• **AVAILABLE DATA**:
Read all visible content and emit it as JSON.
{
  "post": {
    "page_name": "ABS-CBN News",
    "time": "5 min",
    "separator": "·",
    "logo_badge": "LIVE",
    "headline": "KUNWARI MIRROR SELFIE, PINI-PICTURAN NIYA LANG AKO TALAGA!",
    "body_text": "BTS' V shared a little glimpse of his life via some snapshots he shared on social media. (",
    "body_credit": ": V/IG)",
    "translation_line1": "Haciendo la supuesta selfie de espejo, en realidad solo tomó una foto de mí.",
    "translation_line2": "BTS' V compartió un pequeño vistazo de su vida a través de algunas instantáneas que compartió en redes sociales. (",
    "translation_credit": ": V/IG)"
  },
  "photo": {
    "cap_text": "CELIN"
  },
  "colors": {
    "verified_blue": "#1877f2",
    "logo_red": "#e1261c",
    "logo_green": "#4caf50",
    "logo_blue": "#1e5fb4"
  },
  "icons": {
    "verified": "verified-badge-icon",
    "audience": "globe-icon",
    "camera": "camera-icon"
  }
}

• **TASK DESCRIPTION**: Show the data once more, exactly as it was written.

• **EXERCISE RESULT**:
Read all visible content and emit it as JSON.
{
  "post": {
    "page_name": "ABS-CBN News",
    "time": "5 min",
    "separator": "·",
    "logo_badge": "LIVE",
    "headline": "KUNWARI MIRROR SELFIE, PINI-PICTURAN NIYA LANG AKO TALAGA!",
    "body_text": "BTS' V shared a little glimpse of his life via some snapshots he shared on social media. (",
    "body_credit": ": V/IG)",
    "translation_line1": "Haciendo la supuesta selfie de espejo, en realidad solo tomó una foto de mí.",
    "translation_line2": "BTS' V compartió un pequeño vistazo de su vida a través de algunas instantáneas que compartió en redes sociales. (",
    "translation_credit": ": V/IG)"
  },
  "photo": {
    "cap_text": "CELIN"
  },
  "colors": {
    "verified_blue": "#1877f2",
    "logo_red": "#e1261c",
    "logo_green": "#4caf50",
    "logo_blue": "#1e5fb4"
  },
  "icons": {
    "verified": "verified-badge-icon",
    "audience": "globe-icon",
    "camera": "camera-icon"
  }
}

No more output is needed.